OBJECTIVE —
Repeat the listing that follows, character for character, minus the pictures.
------------------------------------
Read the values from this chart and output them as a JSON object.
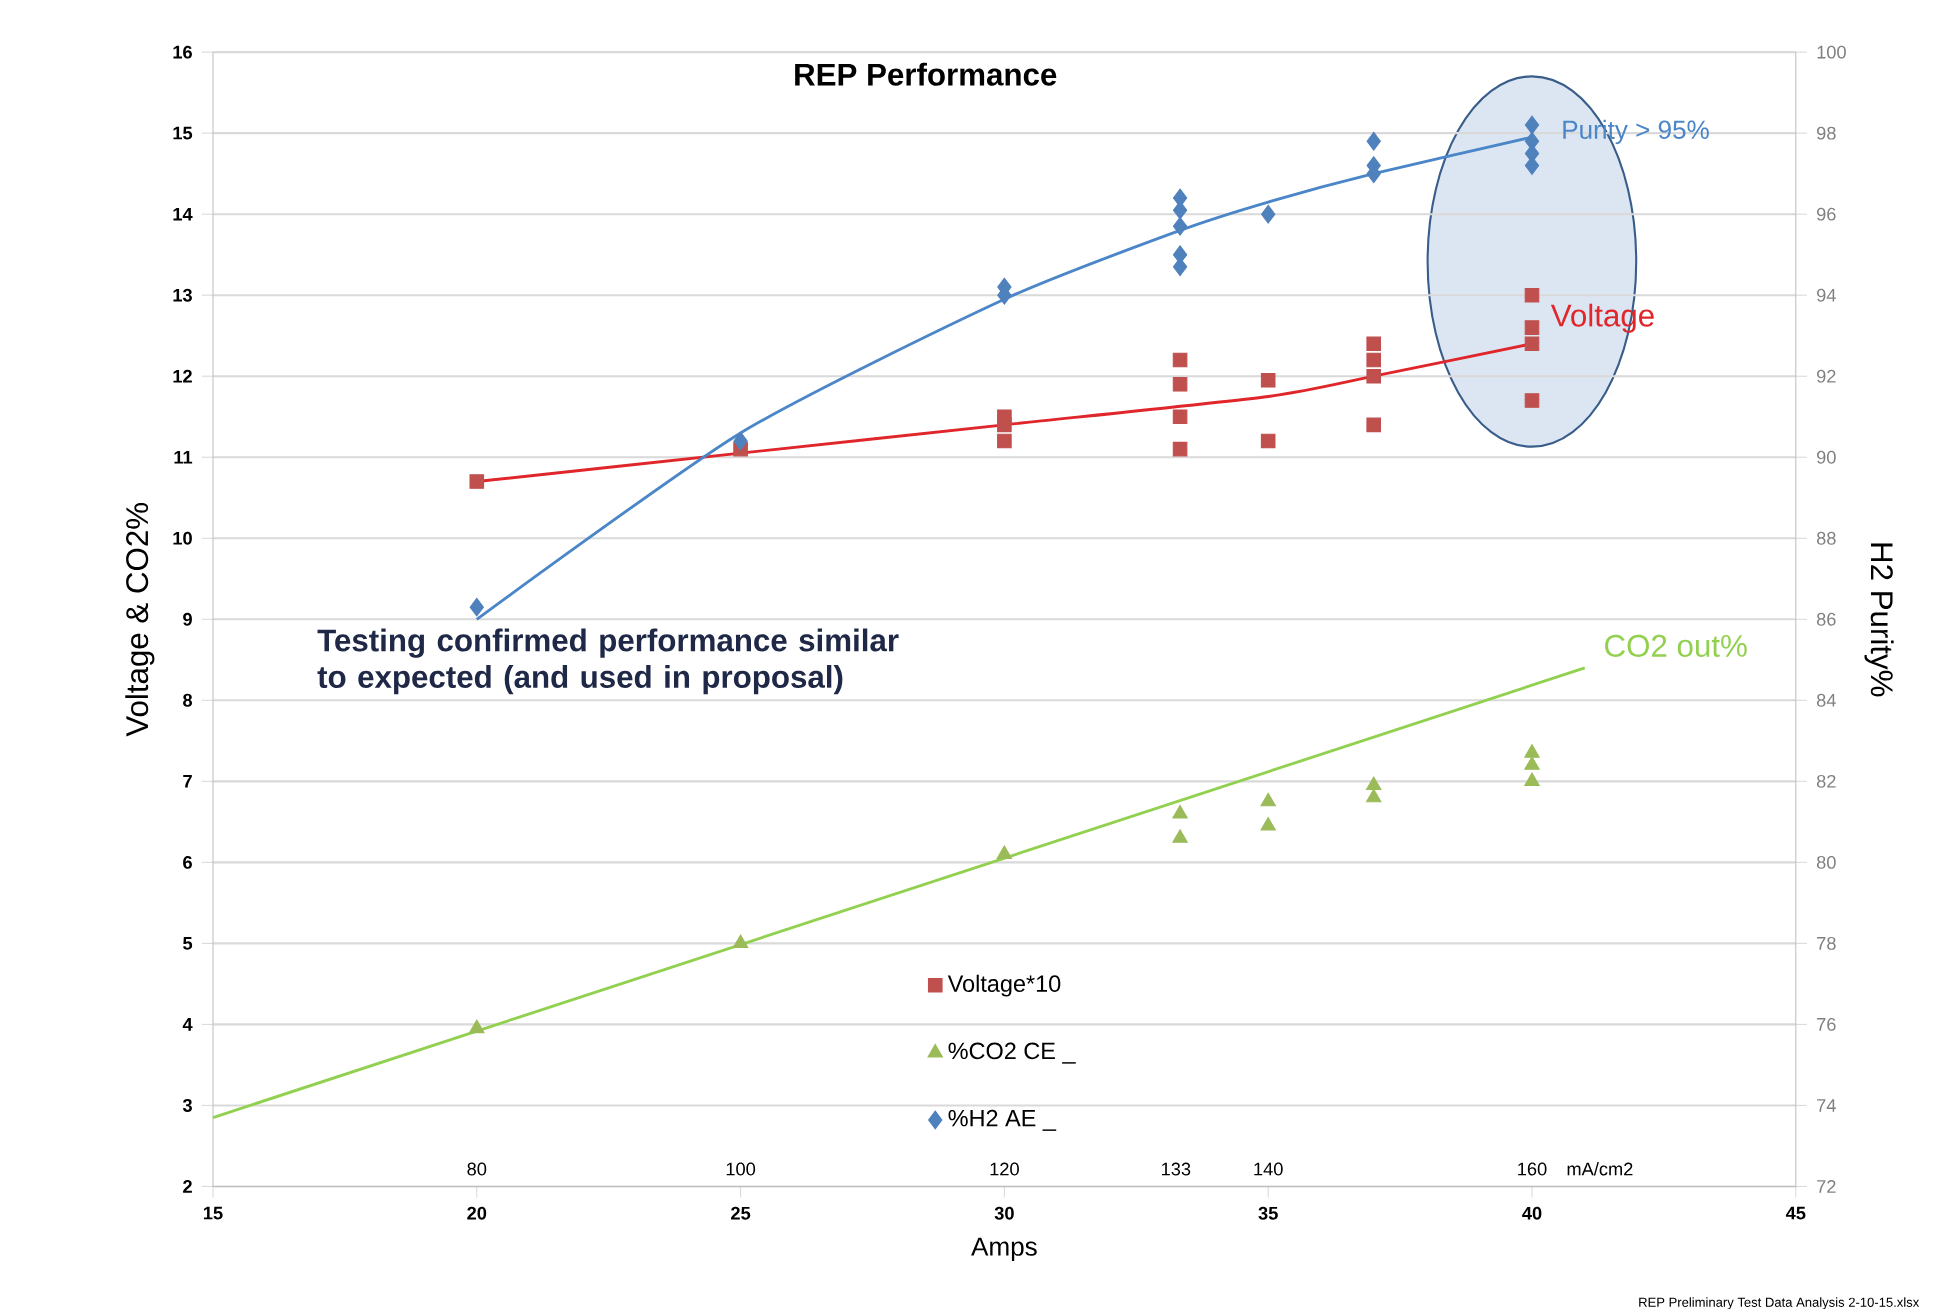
{
  "chart_data": {
    "type": "scatter",
    "title": "REP Performance",
    "xlabel": "Amps",
    "ylabel": "Voltage & CO2%",
    "y2label": "H2 Purity%",
    "xlim": [
      15,
      45
    ],
    "xticks": [
      15,
      20,
      25,
      30,
      35,
      40,
      45
    ],
    "ylim": [
      2,
      16
    ],
    "yticks": [
      2,
      3,
      4,
      5,
      6,
      7,
      8,
      9,
      10,
      11,
      12,
      13,
      14,
      15,
      16
    ],
    "y2lim": [
      72,
      100
    ],
    "y2ticks": [
      72,
      74,
      76,
      78,
      80,
      82,
      84,
      86,
      88,
      90,
      92,
      94,
      96,
      98,
      100
    ],
    "x2lim": [
      60,
      180
    ],
    "x2label": "mA/cm2",
    "x2ticks": [
      80,
      100,
      120,
      133,
      140,
      160
    ],
    "grid": "y",
    "legend": "bottom",
    "series": [
      {
        "name": "Voltage*10",
        "marker": "square",
        "color": "#c0504d",
        "x": [
          20,
          25,
          30,
          30,
          30,
          33.33,
          33.33,
          33.33,
          33.33,
          35,
          35,
          37,
          37,
          37,
          37,
          40,
          40,
          40,
          40
        ],
        "values": [
          10.7,
          11.1,
          11.5,
          11.4,
          11.2,
          12.2,
          11.9,
          11.5,
          11.1,
          11.95,
          11.2,
          12.4,
          12.2,
          12.0,
          11.4,
          13.0,
          12.6,
          12.4,
          11.7
        ]
      },
      {
        "name": "%CO2 CE _",
        "marker": "triangle",
        "color": "#9bbb59",
        "x": [
          20,
          25,
          30,
          33.33,
          33.33,
          35,
          35,
          37,
          37,
          40,
          40,
          40
        ],
        "values": [
          3.95,
          5.0,
          6.1,
          6.6,
          6.3,
          6.75,
          6.45,
          6.95,
          6.8,
          7.35,
          7.2,
          7.0
        ]
      },
      {
        "name": "%H2 AE _",
        "marker": "diamond",
        "color": "#4f81bd",
        "axis": "y2",
        "x": [
          20,
          25,
          30,
          30,
          33.33,
          33.33,
          33.33,
          33.33,
          33.33,
          35,
          37,
          37,
          37,
          40,
          40,
          40,
          40
        ],
        "values": [
          86.3,
          90.4,
          94.2,
          94.0,
          96.4,
          96.1,
          95.7,
          95.0,
          94.7,
          96.0,
          97.8,
          97.2,
          97.0,
          98.2,
          97.8,
          97.5,
          97.2
        ]
      },
      {
        "name": "Voltage",
        "type": "line",
        "marker": "none",
        "color": "#e0262a",
        "x": [
          20,
          25,
          30,
          35,
          37,
          40
        ],
        "values": [
          10.7,
          11.05,
          11.4,
          11.75,
          12.0,
          12.4
        ]
      },
      {
        "name": "CO2 out%",
        "type": "line",
        "marker": "none",
        "color": "#92d050",
        "x": [
          15,
          41
        ],
        "values": [
          2.85,
          8.4
        ]
      },
      {
        "name": "Purity > 95%",
        "type": "line",
        "marker": "none",
        "color": "#4a86c8",
        "axis": "y2",
        "x": [
          20,
          25,
          30,
          33.33,
          35,
          37,
          40
        ],
        "values": [
          86.0,
          90.6,
          93.9,
          95.6,
          96.3,
          97.0,
          97.9
        ]
      }
    ],
    "annotations": [
      "Testing confirmed performance similar to expected (and used in proposal)",
      "REP Preliminary Test Data Analysis 2-10-15.xlsx"
    ]
  }
}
------------------------------------
RESULT OF THIS TASK —
Read the values from this chart and output them as a JSON object.
{
  "chart_data": {
    "type": "scatter",
    "title": "REP Performance",
    "xlabel": "Amps",
    "ylabel": "Voltage & CO2%",
    "y2label": "H2 Purity%",
    "xlim": [
      15,
      45
    ],
    "xticks": [
      15,
      20,
      25,
      30,
      35,
      40,
      45
    ],
    "ylim": [
      2,
      16
    ],
    "yticks": [
      2,
      3,
      4,
      5,
      6,
      7,
      8,
      9,
      10,
      11,
      12,
      13,
      14,
      15,
      16
    ],
    "y2lim": [
      72,
      100
    ],
    "y2ticks": [
      72,
      74,
      76,
      78,
      80,
      82,
      84,
      86,
      88,
      90,
      92,
      94,
      96,
      98,
      100
    ],
    "x2lim": [
      60,
      180
    ],
    "x2label": "mA/cm2",
    "x2ticks": [
      80,
      100,
      120,
      133,
      140,
      160
    ],
    "grid": "y",
    "legend": "bottom",
    "series": [
      {
        "name": "Voltage*10",
        "marker": "square",
        "color": "#c0504d",
        "x": [
          20,
          25,
          30,
          30,
          30,
          33.33,
          33.33,
          33.33,
          33.33,
          35,
          35,
          37,
          37,
          37,
          37,
          40,
          40,
          40,
          40
        ],
        "values": [
          10.7,
          11.1,
          11.5,
          11.4,
          11.2,
          12.2,
          11.9,
          11.5,
          11.1,
          11.95,
          11.2,
          12.4,
          12.2,
          12.0,
          11.4,
          13.0,
          12.6,
          12.4,
          11.7
        ]
      },
      {
        "name": "%CO2 CE _",
        "marker": "triangle",
        "color": "#9bbb59",
        "x": [
          20,
          25,
          30,
          33.33,
          33.33,
          35,
          35,
          37,
          37,
          40,
          40,
          40
        ],
        "values": [
          3.95,
          5.0,
          6.1,
          6.6,
          6.3,
          6.75,
          6.45,
          6.95,
          6.8,
          7.35,
          7.2,
          7.0
        ]
      },
      {
        "name": "%H2 AE _",
        "marker": "diamond",
        "color": "#4f81bd",
        "axis": "y2",
        "x": [
          20,
          25,
          30,
          30,
          33.33,
          33.33,
          33.33,
          33.33,
          33.33,
          35,
          37,
          37,
          37,
          40,
          40,
          40,
          40
        ],
        "values": [
          86.3,
          90.4,
          94.2,
          94.0,
          96.4,
          96.1,
          95.7,
          95.0,
          94.7,
          96.0,
          97.8,
          97.2,
          97.0,
          98.2,
          97.8,
          97.5,
          97.2
        ]
      },
      {
        "name": "Voltage",
        "type": "line",
        "marker": "none",
        "color": "#e0262a",
        "x": [
          20,
          25,
          30,
          35,
          37,
          40
        ],
        "values": [
          10.7,
          11.05,
          11.4,
          11.75,
          12.0,
          12.4
        ]
      },
      {
        "name": "CO2 out%",
        "type": "line",
        "marker": "none",
        "color": "#92d050",
        "x": [
          15,
          41
        ],
        "values": [
          2.85,
          8.4
        ]
      },
      {
        "name": "Purity > 95%",
        "type": "line",
        "marker": "none",
        "color": "#4a86c8",
        "axis": "y2",
        "x": [
          20,
          25,
          30,
          33.33,
          35,
          37,
          40
        ],
        "values": [
          86.0,
          90.6,
          93.9,
          95.6,
          96.3,
          97.0,
          97.9
        ]
      }
    ],
    "annotations": [
      "Testing confirmed performance similar to expected (and used in proposal)",
      "REP Preliminary Test Data Analysis 2-10-15.xlsx"
    ]
  }
}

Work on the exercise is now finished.